» Task brief:
Please transcribe the records from the line containing "Pick out 100" through the line containing "document-icon (147, 374, 156, 384)", both ends included, and nothing else.

» Listed records:
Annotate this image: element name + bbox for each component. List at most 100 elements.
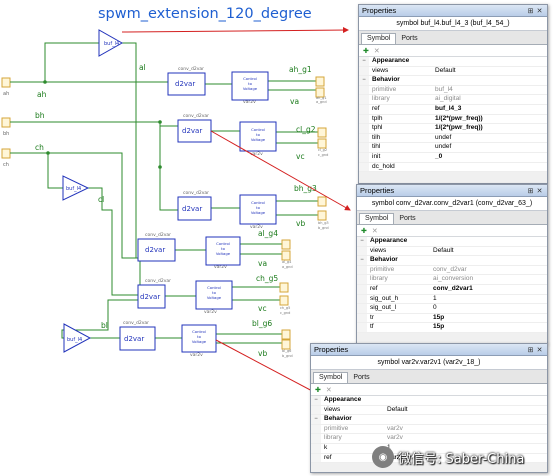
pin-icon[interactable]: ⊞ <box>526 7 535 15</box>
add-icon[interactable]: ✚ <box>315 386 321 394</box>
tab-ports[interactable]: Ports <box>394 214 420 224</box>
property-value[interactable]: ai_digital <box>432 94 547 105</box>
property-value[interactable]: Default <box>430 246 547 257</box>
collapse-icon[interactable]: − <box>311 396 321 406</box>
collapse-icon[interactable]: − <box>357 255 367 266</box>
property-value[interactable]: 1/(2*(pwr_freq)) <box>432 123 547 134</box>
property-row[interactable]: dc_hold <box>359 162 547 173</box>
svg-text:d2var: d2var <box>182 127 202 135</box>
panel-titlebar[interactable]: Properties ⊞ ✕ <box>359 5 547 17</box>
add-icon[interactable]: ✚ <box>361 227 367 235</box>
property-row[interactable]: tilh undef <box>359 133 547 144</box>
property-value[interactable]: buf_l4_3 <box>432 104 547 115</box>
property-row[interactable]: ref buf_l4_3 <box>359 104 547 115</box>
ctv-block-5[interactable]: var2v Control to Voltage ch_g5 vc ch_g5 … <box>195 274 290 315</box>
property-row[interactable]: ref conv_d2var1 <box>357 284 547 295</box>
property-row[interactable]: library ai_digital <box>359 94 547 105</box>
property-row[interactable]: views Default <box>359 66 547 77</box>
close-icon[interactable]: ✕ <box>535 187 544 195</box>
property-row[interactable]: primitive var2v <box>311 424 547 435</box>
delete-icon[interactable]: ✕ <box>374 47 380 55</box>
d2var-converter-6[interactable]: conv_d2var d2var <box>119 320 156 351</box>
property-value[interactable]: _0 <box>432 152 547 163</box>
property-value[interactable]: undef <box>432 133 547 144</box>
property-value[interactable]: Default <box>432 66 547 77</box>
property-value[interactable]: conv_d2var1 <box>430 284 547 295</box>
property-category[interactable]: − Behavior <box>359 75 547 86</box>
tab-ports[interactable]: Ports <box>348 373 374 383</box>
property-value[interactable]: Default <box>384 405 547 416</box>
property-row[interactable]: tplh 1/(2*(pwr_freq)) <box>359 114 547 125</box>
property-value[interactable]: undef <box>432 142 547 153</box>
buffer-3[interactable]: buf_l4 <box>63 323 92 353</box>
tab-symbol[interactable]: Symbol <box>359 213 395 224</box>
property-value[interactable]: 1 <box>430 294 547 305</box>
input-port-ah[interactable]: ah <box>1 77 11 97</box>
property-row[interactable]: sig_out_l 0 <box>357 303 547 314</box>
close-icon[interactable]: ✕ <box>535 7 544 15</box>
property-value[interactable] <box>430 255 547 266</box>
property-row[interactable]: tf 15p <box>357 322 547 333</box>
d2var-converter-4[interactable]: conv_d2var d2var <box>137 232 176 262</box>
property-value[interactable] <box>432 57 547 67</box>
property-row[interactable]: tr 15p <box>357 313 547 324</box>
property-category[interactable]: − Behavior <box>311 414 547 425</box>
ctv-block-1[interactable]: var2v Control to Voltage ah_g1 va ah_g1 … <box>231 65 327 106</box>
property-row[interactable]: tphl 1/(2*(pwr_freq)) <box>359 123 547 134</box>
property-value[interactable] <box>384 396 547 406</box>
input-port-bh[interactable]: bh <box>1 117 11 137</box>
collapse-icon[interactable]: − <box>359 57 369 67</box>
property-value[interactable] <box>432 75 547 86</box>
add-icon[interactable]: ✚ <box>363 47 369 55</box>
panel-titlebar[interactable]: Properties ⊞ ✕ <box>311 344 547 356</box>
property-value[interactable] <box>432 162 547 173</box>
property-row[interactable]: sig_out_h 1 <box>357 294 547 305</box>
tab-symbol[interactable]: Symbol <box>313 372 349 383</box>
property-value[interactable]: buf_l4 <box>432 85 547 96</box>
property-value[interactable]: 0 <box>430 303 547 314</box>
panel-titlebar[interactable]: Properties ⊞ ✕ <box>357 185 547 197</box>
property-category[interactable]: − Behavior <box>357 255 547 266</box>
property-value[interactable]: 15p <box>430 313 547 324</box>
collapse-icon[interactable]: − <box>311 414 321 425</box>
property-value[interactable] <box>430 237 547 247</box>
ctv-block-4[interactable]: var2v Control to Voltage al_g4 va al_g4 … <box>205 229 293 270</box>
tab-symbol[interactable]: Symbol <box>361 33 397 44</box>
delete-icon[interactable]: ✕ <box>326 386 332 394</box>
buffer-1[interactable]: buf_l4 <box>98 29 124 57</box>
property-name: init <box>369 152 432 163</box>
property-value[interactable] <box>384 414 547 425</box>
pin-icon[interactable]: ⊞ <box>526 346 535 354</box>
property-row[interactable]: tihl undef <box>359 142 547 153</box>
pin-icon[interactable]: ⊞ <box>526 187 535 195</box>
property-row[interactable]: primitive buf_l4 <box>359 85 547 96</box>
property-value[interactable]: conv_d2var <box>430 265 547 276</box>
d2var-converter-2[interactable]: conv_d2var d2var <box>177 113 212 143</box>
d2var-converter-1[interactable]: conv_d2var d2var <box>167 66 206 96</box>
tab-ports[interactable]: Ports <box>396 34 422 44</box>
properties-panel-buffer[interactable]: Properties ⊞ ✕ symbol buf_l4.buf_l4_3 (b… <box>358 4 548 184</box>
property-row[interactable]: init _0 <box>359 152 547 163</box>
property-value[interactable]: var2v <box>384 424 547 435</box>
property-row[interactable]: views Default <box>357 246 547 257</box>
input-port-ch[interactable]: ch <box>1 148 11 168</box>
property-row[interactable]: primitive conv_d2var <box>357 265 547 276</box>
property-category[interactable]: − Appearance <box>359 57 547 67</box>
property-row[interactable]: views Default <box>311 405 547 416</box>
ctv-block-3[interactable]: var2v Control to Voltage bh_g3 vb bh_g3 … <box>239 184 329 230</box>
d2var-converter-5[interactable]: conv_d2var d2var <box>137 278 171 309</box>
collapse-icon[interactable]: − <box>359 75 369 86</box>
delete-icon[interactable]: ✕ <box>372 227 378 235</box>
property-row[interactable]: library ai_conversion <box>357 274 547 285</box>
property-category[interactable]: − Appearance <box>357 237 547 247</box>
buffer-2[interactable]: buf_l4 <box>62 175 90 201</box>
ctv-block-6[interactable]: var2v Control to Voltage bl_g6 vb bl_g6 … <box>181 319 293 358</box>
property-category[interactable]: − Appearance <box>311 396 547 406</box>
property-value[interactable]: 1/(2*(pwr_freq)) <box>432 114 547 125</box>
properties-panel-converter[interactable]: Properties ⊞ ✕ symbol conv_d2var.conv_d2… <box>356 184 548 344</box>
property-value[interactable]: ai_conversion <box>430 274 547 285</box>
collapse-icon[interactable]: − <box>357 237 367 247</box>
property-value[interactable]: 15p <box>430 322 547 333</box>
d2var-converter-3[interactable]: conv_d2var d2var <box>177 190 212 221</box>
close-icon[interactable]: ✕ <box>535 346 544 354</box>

--

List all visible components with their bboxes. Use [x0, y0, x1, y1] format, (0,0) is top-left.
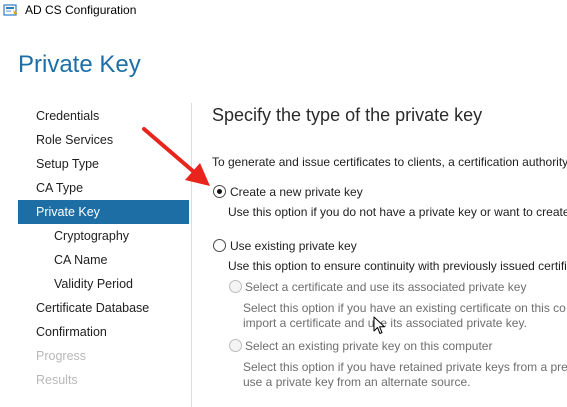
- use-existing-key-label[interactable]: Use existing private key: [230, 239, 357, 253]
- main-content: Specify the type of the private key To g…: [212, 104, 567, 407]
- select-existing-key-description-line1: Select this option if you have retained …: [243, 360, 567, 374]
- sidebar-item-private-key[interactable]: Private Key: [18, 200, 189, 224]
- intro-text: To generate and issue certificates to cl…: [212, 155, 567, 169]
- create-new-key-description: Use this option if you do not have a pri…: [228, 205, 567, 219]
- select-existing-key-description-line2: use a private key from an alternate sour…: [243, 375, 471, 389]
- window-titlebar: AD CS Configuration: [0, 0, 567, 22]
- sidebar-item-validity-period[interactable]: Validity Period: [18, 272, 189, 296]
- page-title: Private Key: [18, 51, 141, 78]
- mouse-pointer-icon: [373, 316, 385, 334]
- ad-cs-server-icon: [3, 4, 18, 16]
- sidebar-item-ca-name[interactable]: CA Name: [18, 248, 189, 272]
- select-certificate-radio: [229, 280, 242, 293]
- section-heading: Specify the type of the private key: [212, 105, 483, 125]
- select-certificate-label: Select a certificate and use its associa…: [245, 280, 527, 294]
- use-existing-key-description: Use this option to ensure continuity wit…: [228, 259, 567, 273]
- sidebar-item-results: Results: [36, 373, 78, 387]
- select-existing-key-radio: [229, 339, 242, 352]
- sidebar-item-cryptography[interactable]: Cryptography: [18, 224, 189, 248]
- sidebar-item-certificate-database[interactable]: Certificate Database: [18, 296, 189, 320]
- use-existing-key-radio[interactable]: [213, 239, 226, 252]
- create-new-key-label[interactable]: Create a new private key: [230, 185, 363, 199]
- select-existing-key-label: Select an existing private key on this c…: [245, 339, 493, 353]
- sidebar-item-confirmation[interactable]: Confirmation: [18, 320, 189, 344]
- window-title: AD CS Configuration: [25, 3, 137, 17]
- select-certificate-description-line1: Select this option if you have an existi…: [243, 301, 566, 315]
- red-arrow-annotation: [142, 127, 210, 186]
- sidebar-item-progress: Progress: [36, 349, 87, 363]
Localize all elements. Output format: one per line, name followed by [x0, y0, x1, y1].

---

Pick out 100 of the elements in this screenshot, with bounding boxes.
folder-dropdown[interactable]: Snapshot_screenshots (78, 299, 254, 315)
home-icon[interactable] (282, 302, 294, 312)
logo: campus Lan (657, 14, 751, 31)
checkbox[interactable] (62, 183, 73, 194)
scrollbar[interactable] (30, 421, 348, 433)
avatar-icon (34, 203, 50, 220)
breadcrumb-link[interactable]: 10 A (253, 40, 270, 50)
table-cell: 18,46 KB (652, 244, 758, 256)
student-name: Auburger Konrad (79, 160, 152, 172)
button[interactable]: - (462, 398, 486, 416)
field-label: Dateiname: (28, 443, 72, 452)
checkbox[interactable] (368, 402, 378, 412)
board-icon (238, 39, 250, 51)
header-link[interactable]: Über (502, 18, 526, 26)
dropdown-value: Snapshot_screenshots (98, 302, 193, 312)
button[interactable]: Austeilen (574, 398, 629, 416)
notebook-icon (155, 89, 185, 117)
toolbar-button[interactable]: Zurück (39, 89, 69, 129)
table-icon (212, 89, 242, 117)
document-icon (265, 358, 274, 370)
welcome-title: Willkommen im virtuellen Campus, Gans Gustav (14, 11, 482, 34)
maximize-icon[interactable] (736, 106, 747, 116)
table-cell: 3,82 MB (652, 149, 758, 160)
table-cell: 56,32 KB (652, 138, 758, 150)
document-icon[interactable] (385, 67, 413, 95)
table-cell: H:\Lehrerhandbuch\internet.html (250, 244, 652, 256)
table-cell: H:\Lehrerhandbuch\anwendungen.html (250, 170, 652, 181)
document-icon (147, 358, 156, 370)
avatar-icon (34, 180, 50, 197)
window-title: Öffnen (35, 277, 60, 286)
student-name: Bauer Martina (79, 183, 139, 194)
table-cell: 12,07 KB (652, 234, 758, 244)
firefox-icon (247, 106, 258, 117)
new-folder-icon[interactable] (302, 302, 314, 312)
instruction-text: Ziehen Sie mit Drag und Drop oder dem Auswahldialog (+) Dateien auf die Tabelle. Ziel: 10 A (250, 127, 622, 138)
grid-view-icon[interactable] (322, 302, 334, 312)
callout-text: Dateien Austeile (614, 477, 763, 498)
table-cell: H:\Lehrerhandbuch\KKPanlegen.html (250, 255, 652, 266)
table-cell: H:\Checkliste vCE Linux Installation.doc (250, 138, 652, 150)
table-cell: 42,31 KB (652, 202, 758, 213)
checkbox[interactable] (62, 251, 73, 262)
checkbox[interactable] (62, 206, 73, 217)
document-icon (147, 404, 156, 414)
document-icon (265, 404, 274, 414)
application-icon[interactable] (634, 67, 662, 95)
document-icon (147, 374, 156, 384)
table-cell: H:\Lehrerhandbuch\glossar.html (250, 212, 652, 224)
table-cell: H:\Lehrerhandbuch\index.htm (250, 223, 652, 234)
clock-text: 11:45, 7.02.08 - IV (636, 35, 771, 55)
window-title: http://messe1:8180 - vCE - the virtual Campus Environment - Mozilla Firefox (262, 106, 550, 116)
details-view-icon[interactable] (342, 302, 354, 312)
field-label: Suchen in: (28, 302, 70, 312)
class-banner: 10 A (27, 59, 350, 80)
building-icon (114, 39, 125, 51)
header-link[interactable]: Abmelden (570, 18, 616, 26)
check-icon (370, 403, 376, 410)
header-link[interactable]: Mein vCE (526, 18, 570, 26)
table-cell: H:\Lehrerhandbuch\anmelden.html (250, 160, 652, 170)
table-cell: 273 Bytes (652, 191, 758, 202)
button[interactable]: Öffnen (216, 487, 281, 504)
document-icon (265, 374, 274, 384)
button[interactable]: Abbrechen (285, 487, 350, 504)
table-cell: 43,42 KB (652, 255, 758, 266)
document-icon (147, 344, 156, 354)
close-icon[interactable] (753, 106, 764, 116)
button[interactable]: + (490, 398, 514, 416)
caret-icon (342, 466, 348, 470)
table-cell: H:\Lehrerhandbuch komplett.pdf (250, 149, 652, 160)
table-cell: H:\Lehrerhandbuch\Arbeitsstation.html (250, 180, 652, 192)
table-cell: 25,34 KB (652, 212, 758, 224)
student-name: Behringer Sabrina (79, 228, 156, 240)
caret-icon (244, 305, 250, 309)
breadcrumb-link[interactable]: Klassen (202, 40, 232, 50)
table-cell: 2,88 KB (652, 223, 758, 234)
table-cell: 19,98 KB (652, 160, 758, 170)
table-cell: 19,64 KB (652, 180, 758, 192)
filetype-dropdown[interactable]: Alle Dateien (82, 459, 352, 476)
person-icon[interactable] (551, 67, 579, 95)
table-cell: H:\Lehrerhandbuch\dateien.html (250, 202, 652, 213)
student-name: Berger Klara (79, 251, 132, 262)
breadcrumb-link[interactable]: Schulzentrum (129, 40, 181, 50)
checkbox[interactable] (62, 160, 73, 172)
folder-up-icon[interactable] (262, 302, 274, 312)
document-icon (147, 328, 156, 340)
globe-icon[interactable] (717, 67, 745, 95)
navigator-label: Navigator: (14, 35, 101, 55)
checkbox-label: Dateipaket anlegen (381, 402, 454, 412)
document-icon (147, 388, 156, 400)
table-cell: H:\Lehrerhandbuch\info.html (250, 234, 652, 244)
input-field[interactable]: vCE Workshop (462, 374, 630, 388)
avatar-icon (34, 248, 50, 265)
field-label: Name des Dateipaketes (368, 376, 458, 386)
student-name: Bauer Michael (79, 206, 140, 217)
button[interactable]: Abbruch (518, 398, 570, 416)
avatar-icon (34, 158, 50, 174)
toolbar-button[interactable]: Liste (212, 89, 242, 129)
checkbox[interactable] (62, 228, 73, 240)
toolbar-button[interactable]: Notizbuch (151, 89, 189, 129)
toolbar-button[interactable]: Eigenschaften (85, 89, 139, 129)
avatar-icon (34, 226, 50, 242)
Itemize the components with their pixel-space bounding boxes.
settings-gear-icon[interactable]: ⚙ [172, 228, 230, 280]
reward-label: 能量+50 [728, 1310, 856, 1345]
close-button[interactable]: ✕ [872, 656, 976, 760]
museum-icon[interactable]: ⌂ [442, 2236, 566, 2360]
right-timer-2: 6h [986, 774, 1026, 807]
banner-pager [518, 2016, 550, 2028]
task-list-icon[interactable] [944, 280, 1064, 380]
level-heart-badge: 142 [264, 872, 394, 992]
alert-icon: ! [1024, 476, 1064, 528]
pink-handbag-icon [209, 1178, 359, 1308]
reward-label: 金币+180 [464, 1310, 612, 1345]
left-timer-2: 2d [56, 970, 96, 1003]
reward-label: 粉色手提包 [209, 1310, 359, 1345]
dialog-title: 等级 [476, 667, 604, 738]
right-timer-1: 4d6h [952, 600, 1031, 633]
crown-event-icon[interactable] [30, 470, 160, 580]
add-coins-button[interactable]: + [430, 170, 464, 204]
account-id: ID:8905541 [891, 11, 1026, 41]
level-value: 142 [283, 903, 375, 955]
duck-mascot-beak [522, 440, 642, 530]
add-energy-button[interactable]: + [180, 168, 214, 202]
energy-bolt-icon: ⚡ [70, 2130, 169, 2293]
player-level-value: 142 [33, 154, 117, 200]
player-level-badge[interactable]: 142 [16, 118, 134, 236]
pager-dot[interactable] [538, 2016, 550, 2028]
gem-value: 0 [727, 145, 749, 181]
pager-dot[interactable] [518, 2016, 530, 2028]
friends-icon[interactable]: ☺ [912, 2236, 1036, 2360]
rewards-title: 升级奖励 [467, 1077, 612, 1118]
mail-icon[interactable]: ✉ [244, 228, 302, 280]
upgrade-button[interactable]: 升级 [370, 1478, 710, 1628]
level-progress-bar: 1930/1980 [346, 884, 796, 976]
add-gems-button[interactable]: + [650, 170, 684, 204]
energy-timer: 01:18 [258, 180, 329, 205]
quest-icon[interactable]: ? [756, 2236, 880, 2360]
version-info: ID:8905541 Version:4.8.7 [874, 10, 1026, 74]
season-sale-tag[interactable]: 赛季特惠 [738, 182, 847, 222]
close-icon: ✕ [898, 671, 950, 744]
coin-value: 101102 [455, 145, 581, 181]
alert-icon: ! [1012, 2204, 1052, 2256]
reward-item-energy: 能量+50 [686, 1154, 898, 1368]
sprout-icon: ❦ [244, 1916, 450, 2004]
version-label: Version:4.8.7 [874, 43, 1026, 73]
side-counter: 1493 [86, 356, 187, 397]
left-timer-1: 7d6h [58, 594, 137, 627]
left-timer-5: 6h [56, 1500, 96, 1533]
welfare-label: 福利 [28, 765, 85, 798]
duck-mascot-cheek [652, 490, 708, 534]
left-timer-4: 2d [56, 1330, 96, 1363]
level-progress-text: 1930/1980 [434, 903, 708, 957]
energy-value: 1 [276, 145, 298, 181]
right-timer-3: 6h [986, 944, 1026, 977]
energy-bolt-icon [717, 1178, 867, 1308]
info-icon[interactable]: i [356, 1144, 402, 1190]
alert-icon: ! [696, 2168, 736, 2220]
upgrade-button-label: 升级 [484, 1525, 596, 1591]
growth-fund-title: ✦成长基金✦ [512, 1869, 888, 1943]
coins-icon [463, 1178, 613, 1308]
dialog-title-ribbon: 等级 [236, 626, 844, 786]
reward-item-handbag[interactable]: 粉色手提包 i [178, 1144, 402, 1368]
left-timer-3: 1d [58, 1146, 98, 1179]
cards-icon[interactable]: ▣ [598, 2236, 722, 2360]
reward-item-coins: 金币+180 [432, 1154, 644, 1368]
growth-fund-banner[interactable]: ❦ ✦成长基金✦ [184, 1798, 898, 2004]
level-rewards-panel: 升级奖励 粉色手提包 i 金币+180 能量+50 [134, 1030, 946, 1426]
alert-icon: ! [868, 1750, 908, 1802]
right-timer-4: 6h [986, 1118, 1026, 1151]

» Problem solution:
Pick out 100 of the elements in this screenshot, with bounding boxes.
folder-dropdown[interactable]: Snapshot_screenshots (78, 299, 254, 315)
home-icon[interactable] (282, 302, 294, 312)
logo: campus Lan (657, 14, 751, 31)
checkbox[interactable] (62, 183, 73, 194)
scrollbar[interactable] (30, 421, 348, 433)
avatar-icon (34, 203, 50, 220)
breadcrumb-link[interactable]: 10 A (253, 40, 270, 50)
table-cell: 18,46 KB (652, 244, 758, 256)
student-name: Auburger Konrad (79, 160, 152, 172)
button[interactable]: - (462, 398, 486, 416)
field-label: Dateiname: (28, 443, 72, 452)
checkbox[interactable] (368, 402, 378, 412)
board-icon (238, 39, 250, 51)
header-link[interactable]: Über (502, 18, 526, 26)
dropdown-value: Snapshot_screenshots (98, 302, 193, 312)
button[interactable]: Austeilen (574, 398, 629, 416)
notebook-icon (155, 89, 185, 117)
toolbar-button[interactable]: Zurück (39, 89, 69, 129)
table-icon (212, 89, 242, 117)
document-icon (265, 358, 274, 370)
welcome-title: Willkommen im virtuellen Campus, Gans Gustav (14, 11, 482, 34)
maximize-icon[interactable] (736, 106, 747, 116)
table-cell: 3,82 MB (652, 149, 758, 160)
table-cell: 56,32 KB (652, 138, 758, 150)
document-icon[interactable] (385, 67, 413, 95)
table-cell: H:\Lehrerhandbuch\internet.html (250, 244, 652, 256)
table-cell: H:\Lehrerhandbuch\anwendungen.html (250, 170, 652, 181)
document-icon (147, 358, 156, 370)
avatar-icon (34, 180, 50, 197)
window-title: Öffnen (35, 277, 60, 286)
student-name: Bauer Martina (79, 183, 139, 194)
table-cell: 12,07 KB (652, 234, 758, 244)
firefox-icon (247, 106, 258, 117)
new-folder-icon[interactable] (302, 302, 314, 312)
instruction-text: Ziehen Sie mit Drag und Drop oder dem Auswahldialog (+) Dateien auf die Tabelle. Ziel: 10 A (250, 127, 622, 138)
grid-view-icon[interactable] (322, 302, 334, 312)
callout-text: Dateien Austeile (614, 477, 763, 498)
table-cell: H:\Lehrerhandbuch\KKPanlegen.html (250, 255, 652, 266)
table-cell: H:\Checkliste vCE Linux Installation.doc (250, 138, 652, 150)
table-cell: 42,31 KB (652, 202, 758, 213)
checkbox[interactable] (62, 251, 73, 262)
checkbox[interactable] (62, 206, 73, 217)
document-icon (147, 404, 156, 414)
document-icon (265, 404, 274, 414)
application-icon[interactable] (634, 67, 662, 95)
document-icon (147, 374, 156, 384)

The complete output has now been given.